* Exercise description *
Please give the listing again, word for word, with nothing left out.

------------------------------------

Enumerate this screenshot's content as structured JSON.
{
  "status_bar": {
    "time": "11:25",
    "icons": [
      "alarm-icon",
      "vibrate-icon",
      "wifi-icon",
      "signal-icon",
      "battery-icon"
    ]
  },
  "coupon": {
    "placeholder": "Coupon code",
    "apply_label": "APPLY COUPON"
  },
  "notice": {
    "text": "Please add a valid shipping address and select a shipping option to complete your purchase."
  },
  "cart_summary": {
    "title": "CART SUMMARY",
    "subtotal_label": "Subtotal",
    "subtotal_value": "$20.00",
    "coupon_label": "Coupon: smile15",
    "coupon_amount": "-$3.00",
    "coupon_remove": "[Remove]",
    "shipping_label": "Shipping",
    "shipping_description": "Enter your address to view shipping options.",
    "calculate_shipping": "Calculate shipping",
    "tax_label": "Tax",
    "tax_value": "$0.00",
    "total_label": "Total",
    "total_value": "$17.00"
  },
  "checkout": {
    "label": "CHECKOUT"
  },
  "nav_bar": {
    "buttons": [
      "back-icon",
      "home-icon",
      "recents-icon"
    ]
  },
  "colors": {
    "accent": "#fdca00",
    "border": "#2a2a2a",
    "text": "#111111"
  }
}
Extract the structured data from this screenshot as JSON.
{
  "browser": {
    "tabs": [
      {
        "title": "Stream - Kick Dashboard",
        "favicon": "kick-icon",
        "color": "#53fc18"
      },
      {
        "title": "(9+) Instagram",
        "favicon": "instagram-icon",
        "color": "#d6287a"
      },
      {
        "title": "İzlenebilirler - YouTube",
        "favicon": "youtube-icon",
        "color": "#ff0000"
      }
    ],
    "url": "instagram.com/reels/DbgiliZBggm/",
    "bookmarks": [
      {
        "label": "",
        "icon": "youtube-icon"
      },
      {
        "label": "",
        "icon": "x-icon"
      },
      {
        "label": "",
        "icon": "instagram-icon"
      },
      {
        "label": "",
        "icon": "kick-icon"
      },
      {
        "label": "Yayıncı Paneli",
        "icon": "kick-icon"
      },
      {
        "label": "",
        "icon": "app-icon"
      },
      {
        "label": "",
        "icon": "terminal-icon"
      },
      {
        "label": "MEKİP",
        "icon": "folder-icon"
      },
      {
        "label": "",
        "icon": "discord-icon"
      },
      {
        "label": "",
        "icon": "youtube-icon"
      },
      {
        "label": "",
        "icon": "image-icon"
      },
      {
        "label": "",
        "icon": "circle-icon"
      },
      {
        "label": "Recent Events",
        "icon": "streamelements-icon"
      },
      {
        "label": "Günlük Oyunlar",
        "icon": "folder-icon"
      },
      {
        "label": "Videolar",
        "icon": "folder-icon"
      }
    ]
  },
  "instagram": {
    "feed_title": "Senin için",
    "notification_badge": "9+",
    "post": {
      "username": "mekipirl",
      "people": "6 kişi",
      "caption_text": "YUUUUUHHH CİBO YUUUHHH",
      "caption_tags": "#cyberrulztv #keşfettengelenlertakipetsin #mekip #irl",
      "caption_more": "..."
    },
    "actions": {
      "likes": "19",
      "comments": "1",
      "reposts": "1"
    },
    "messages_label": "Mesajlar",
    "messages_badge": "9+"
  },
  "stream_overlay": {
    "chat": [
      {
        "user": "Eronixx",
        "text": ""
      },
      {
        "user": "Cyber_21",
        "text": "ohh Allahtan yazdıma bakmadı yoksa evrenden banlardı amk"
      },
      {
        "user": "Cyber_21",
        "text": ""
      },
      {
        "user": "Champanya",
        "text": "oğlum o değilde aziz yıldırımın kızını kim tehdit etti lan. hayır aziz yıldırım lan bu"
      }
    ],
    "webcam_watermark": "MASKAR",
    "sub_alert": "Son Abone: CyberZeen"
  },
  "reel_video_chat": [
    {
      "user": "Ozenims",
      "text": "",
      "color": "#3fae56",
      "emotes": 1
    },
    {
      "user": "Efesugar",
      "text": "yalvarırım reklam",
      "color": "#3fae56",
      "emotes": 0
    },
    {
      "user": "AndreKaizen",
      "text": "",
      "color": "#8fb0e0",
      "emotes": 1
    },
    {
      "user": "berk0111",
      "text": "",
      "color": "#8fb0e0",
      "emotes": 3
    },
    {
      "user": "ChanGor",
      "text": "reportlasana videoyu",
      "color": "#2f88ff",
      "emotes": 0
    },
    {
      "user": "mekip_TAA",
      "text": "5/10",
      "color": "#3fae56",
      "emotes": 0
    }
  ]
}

------------------------------------

* Task solution *
Enumerate this screenshot's content as structured JSON.
{
  "status_bar": {
    "time": "11:25",
    "icons": [
      "alarm-icon",
      "vibrate-icon",
      "wifi-icon",
      "signal-icon",
      "battery-icon"
    ]
  },
  "coupon": {
    "placeholder": "Coupon code",
    "apply_label": "APPLY COUPON"
  },
  "notice": {
    "text": "Please add a valid shipping address and select a shipping option to complete your purchase."
  },
  "cart_summary": {
    "title": "CART SUMMARY",
    "subtotal_label": "Subtotal",
    "subtotal_value": "$20.00",
    "coupon_label": "Coupon: smile15",
    "coupon_amount": "-$3.00",
    "coupon_remove": "[Remove]",
    "shipping_label": "Shipping",
    "shipping_description": "Enter your address to view shipping options.",
    "calculate_shipping": "Calculate shipping",
    "tax_label": "Tax",
    "tax_value": "$0.00",
    "total_label": "Total",
    "total_value": "$17.00"
  },
  "checkout": {
    "label": "CHECKOUT"
  },
  "nav_bar": {
    "buttons": [
      "back-icon",
      "home-icon",
      "recents-icon"
    ]
  },
  "colors": {
    "accent": "#fdca00",
    "border": "#2a2a2a",
    "text": "#111111"
  }
}
Extract the structured data from this screenshot as JSON.
{
  "browser": {
    "tabs": [
      {
        "title": "Stream - Kick Dashboard",
        "favicon": "kick-icon",
        "color": "#53fc18"
      },
      {
        "title": "(9+) Instagram",
        "favicon": "instagram-icon",
        "color": "#d6287a"
      },
      {
        "title": "İzlenebilirler - YouTube",
        "favicon": "youtube-icon",
        "color": "#ff0000"
      }
    ],
    "url": "instagram.com/reels/DbgiliZBggm/",
    "bookmarks": [
      {
        "label": "",
        "icon": "youtube-icon"
      },
      {
        "label": "",
        "icon": "x-icon"
      },
      {
        "label": "",
        "icon": "instagram-icon"
      },
      {
        "label": "",
        "icon": "kick-icon"
      },
      {
        "label": "Yayıncı Paneli",
        "icon": "kick-icon"
      },
      {
        "label": "",
        "icon": "app-icon"
      },
      {
        "label": "",
        "icon": "terminal-icon"
      },
      {
        "label": "MEKİP",
        "icon": "folder-icon"
      },
      {
        "label": "",
        "icon": "discord-icon"
      },
      {
        "label": "",
        "icon": "youtube-icon"
      },
      {
        "label": "",
        "icon": "image-icon"
      },
      {
        "label": "",
        "icon": "circle-icon"
      },
      {
        "label": "Recent Events",
        "icon": "streamelements-icon"
      },
      {
        "label": "Günlük Oyunlar",
        "icon": "folder-icon"
      },
      {
        "label": "Videolar",
        "icon": "folder-icon"
      }
    ]
  },
  "instagram": {
    "feed_title": "Senin için",
    "notification_badge": "9+",
    "post": {
      "username": "mekipirl",
      "people": "6 kişi",
      "caption_text": "YUUUUUHHH CİBO YUUUHHH",
      "caption_tags": "#cyberrulztv #keşfettengelenlertakipetsin #mekip #irl",
      "caption_more": "..."
    },
    "actions": {
      "likes": "19",
      "comments": "1",
      "reposts": "1"
    },
    "messages_label": "Mesajlar",
    "messages_badge": "9+"
  },
  "stream_overlay": {
    "chat": [
      {
        "user": "Eronixx",
        "text": ""
      },
      {
        "user": "Cyber_21",
        "text": "ohh Allahtan yazdıma bakmadı yoksa evrenden banlardı amk"
      },
      {
        "user": "Cyber_21",
        "text": ""
      },
      {
        "user": "Champanya",
        "text": "oğlum o değilde aziz yıldırımın kızını kim tehdit etti lan. hayır aziz yıldırım lan bu"
      }
    ],
    "webcam_watermark": "MASKAR",
    "sub_alert": "Son Abone: CyberZeen"
  },
  "reel_video_chat": [
    {
      "user": "Ozenims",
      "text": "",
      "color": "#3fae56",
      "emotes": 1
    },
    {
      "user": "Efesugar",
      "text": "yalvarırım reklam",
      "color": "#3fae56",
      "emotes": 0
    },
    {
      "user": "AndreKaizen",
      "text": "",
      "color": "#8fb0e0",
      "emotes": 1
    },
    {
      "user": "berk0111",
      "text": "",
      "color": "#8fb0e0",
      "emotes": 3
    },
    {
      "user": "ChanGor",
      "text": "reportlasana videoyu",
      "color": "#2f88ff",
      "emotes": 0
    },
    {
      "user": "mekip_TAA",
      "text": "5/10",
      "color": "#3fae56",
      "emotes": 0
    }
  ]
}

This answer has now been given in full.